## Task description
Identify the lines that contain the string "达实智能" and copy all of them.
** BEGIN Data rows **
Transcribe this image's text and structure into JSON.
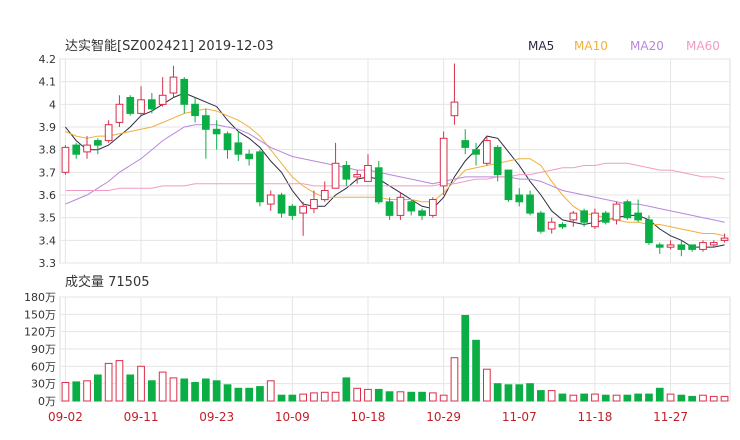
{
  "header": {
    "title": "达实智能[SZ002421] 2019-12-03"
  },
  "legend": [
    {
      "label": "MA5",
      "color": "#2b2b40"
    },
    {
      "label": "MA10",
      "color": "#f0b03c"
    },
    {
      "label": "MA20",
      "color": "#b887dd"
    },
    {
      "label": "MA60",
      "color": "#f29cc3"
    }
  ],
  "volume_header": {
    "label": "成交量 71505"
  },
  "colors": {
    "up": "#d8304a",
    "down": "#0aae45",
    "grid": "#e5e5e5"
  },
  "chart_data": [
    {
      "type": "candlestick",
      "title": "达实智能[SZ002421] 2019-12-03",
      "yticks": [
        "4.2",
        "4.1",
        "4",
        "3.9",
        "3.8",
        "3.7",
        "3.6",
        "3.5",
        "3.4",
        "3.3"
      ],
      "ylim": [
        3.3,
        4.2
      ],
      "xticks": [
        {
          "label": "09-02",
          "index": 0
        },
        {
          "label": "09-11",
          "index": 7
        },
        {
          "label": "09-23",
          "index": 14
        },
        {
          "label": "10-09",
          "index": 21
        },
        {
          "label": "10-18",
          "index": 28
        },
        {
          "label": "10-29",
          "index": 35
        },
        {
          "label": "11-07",
          "index": 42
        },
        {
          "label": "11-18",
          "index": 49
        },
        {
          "label": "11-27",
          "index": 56
        }
      ],
      "candles": [
        [
          3.7,
          3.81,
          3.82,
          3.69
        ],
        [
          3.82,
          3.78,
          3.83,
          3.76
        ],
        [
          3.79,
          3.82,
          3.86,
          3.76
        ],
        [
          3.84,
          3.82,
          3.85,
          3.78
        ],
        [
          3.84,
          3.91,
          3.93,
          3.83
        ],
        [
          3.92,
          4.0,
          4.04,
          3.9
        ],
        [
          4.03,
          3.96,
          4.04,
          3.95
        ],
        [
          3.96,
          4.02,
          4.08,
          3.95
        ],
        [
          4.02,
          3.98,
          4.05,
          3.96
        ],
        [
          4.0,
          4.04,
          4.12,
          3.99
        ],
        [
          4.05,
          4.12,
          4.17,
          4.03
        ],
        [
          4.11,
          4.0,
          4.12,
          3.96
        ],
        [
          4.0,
          3.95,
          4.03,
          3.92
        ],
        [
          3.95,
          3.89,
          3.98,
          3.76
        ],
        [
          3.89,
          3.87,
          3.93,
          3.8
        ],
        [
          3.87,
          3.8,
          3.88,
          3.76
        ],
        [
          3.83,
          3.78,
          3.88,
          3.75
        ],
        [
          3.78,
          3.76,
          3.8,
          3.73
        ],
        [
          3.79,
          3.57,
          3.8,
          3.55
        ],
        [
          3.56,
          3.6,
          3.62,
          3.53
        ],
        [
          3.6,
          3.52,
          3.61,
          3.5
        ],
        [
          3.55,
          3.51,
          3.56,
          3.49
        ],
        [
          3.52,
          3.55,
          3.57,
          3.42
        ],
        [
          3.54,
          3.58,
          3.62,
          3.52
        ],
        [
          3.58,
          3.62,
          3.66,
          3.57
        ],
        [
          3.63,
          3.74,
          3.83,
          3.63
        ],
        [
          3.73,
          3.67,
          3.75,
          3.64
        ],
        [
          3.68,
          3.69,
          3.71,
          3.65
        ],
        [
          3.66,
          3.73,
          3.78,
          3.66
        ],
        [
          3.72,
          3.57,
          3.75,
          3.56
        ],
        [
          3.57,
          3.51,
          3.59,
          3.49
        ],
        [
          3.51,
          3.59,
          3.61,
          3.49
        ],
        [
          3.57,
          3.53,
          3.58,
          3.51
        ],
        [
          3.53,
          3.51,
          3.54,
          3.49
        ],
        [
          3.51,
          3.58,
          3.59,
          3.5
        ],
        [
          3.64,
          3.85,
          3.88,
          3.6
        ],
        [
          3.95,
          4.01,
          4.18,
          3.91
        ],
        [
          3.84,
          3.81,
          3.89,
          3.78
        ],
        [
          3.8,
          3.78,
          3.83,
          3.73
        ],
        [
          3.74,
          3.84,
          3.86,
          3.73
        ],
        [
          3.81,
          3.69,
          3.82,
          3.66
        ],
        [
          3.71,
          3.58,
          3.71,
          3.57
        ],
        [
          3.6,
          3.57,
          3.63,
          3.55
        ],
        [
          3.6,
          3.52,
          3.62,
          3.51
        ],
        [
          3.52,
          3.44,
          3.53,
          3.43
        ],
        [
          3.45,
          3.48,
          3.5,
          3.43
        ],
        [
          3.47,
          3.46,
          3.48,
          3.45
        ],
        [
          3.49,
          3.52,
          3.53,
          3.46
        ],
        [
          3.53,
          3.48,
          3.54,
          3.46
        ],
        [
          3.46,
          3.52,
          3.54,
          3.45
        ],
        [
          3.52,
          3.48,
          3.53,
          3.47
        ],
        [
          3.49,
          3.56,
          3.57,
          3.47
        ],
        [
          3.57,
          3.5,
          3.58,
          3.49
        ],
        [
          3.52,
          3.49,
          3.58,
          3.48
        ],
        [
          3.49,
          3.39,
          3.51,
          3.38
        ],
        [
          3.38,
          3.37,
          3.39,
          3.34
        ],
        [
          3.37,
          3.38,
          3.4,
          3.36
        ],
        [
          3.38,
          3.36,
          3.4,
          3.33
        ],
        [
          3.38,
          3.36,
          3.38,
          3.35
        ],
        [
          3.36,
          3.39,
          3.4,
          3.35
        ],
        [
          3.38,
          3.39,
          3.4,
          3.37
        ],
        [
          3.4,
          3.41,
          3.43,
          3.39
        ]
      ],
      "candles_format": "[open, close, high, low]",
      "ma": {
        "MA5": [
          3.9,
          3.84,
          3.8,
          3.8,
          3.82,
          3.86,
          3.9,
          3.95,
          3.97,
          4.0,
          4.03,
          4.05,
          4.03,
          4.01,
          3.99,
          3.93,
          3.88,
          3.85,
          3.81,
          3.75,
          3.7,
          3.62,
          3.56,
          3.55,
          3.55,
          3.6,
          3.63,
          3.67,
          3.68,
          3.67,
          3.64,
          3.61,
          3.58,
          3.55,
          3.54,
          3.59,
          3.68,
          3.75,
          3.8,
          3.86,
          3.85,
          3.79,
          3.73,
          3.66,
          3.6,
          3.53,
          3.49,
          3.48,
          3.47,
          3.48,
          3.49,
          3.5,
          3.51,
          3.51,
          3.49,
          3.45,
          3.42,
          3.4,
          3.37,
          3.37,
          3.37,
          3.38
        ],
        "MA10": [
          3.88,
          3.86,
          3.85,
          3.86,
          3.86,
          3.87,
          3.88,
          3.89,
          3.9,
          3.92,
          3.94,
          3.96,
          3.97,
          3.98,
          3.97,
          3.95,
          3.93,
          3.9,
          3.86,
          3.8,
          3.74,
          3.68,
          3.64,
          3.61,
          3.59,
          3.59,
          3.59,
          3.59,
          3.59,
          3.59,
          3.58,
          3.58,
          3.58,
          3.57,
          3.57,
          3.61,
          3.66,
          3.71,
          3.72,
          3.73,
          3.74,
          3.75,
          3.76,
          3.76,
          3.73,
          3.66,
          3.6,
          3.55,
          3.52,
          3.51,
          3.5,
          3.49,
          3.48,
          3.48,
          3.47,
          3.47,
          3.46,
          3.45,
          3.44,
          3.43,
          3.43,
          3.42
        ],
        "MA20": [
          3.56,
          3.58,
          3.6,
          3.63,
          3.66,
          3.7,
          3.73,
          3.76,
          3.8,
          3.84,
          3.87,
          3.9,
          3.91,
          3.91,
          3.91,
          3.9,
          3.89,
          3.87,
          3.84,
          3.81,
          3.79,
          3.77,
          3.76,
          3.75,
          3.74,
          3.73,
          3.72,
          3.71,
          3.71,
          3.7,
          3.69,
          3.68,
          3.67,
          3.66,
          3.65,
          3.66,
          3.67,
          3.68,
          3.68,
          3.68,
          3.68,
          3.68,
          3.67,
          3.67,
          3.66,
          3.64,
          3.62,
          3.61,
          3.6,
          3.59,
          3.58,
          3.57,
          3.56,
          3.56,
          3.55,
          3.54,
          3.53,
          3.52,
          3.51,
          3.5,
          3.49,
          3.48
        ],
        "MA60": [
          3.62,
          3.62,
          3.62,
          3.62,
          3.62,
          3.63,
          3.63,
          3.63,
          3.63,
          3.64,
          3.64,
          3.64,
          3.65,
          3.65,
          3.65,
          3.65,
          3.65,
          3.65,
          3.65,
          3.65,
          3.65,
          3.65,
          3.65,
          3.64,
          3.64,
          3.64,
          3.64,
          3.64,
          3.64,
          3.64,
          3.64,
          3.64,
          3.64,
          3.64,
          3.64,
          3.65,
          3.65,
          3.66,
          3.67,
          3.67,
          3.68,
          3.68,
          3.69,
          3.69,
          3.7,
          3.71,
          3.72,
          3.72,
          3.73,
          3.73,
          3.74,
          3.74,
          3.74,
          3.73,
          3.72,
          3.71,
          3.71,
          3.7,
          3.69,
          3.68,
          3.68,
          3.67
        ]
      }
    },
    {
      "type": "bar",
      "title": "成交量 71505",
      "unit": "万",
      "yticks": [
        "180万",
        "150万",
        "120万",
        "90万",
        "60万",
        "30万",
        "0万"
      ],
      "ylim": [
        0,
        180
      ],
      "values": [
        32,
        33,
        35,
        45,
        65,
        70,
        45,
        60,
        35,
        50,
        40,
        38,
        32,
        38,
        35,
        28,
        22,
        22,
        25,
        35,
        10,
        10,
        12,
        14,
        15,
        15,
        40,
        22,
        20,
        20,
        16,
        16,
        15,
        15,
        14,
        10,
        75,
        148,
        105,
        55,
        30,
        28,
        28,
        30,
        18,
        18,
        12,
        10,
        12,
        12,
        10,
        10,
        10,
        12,
        12,
        22,
        12,
        10,
        8,
        10,
        8,
        8
      ]
    }
  ]
}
** END Data rows **
## Result below
    "title": "达实智能[SZ002421] 2019-12-03"
      "title": "达实智能[SZ002421] 2019-12-03",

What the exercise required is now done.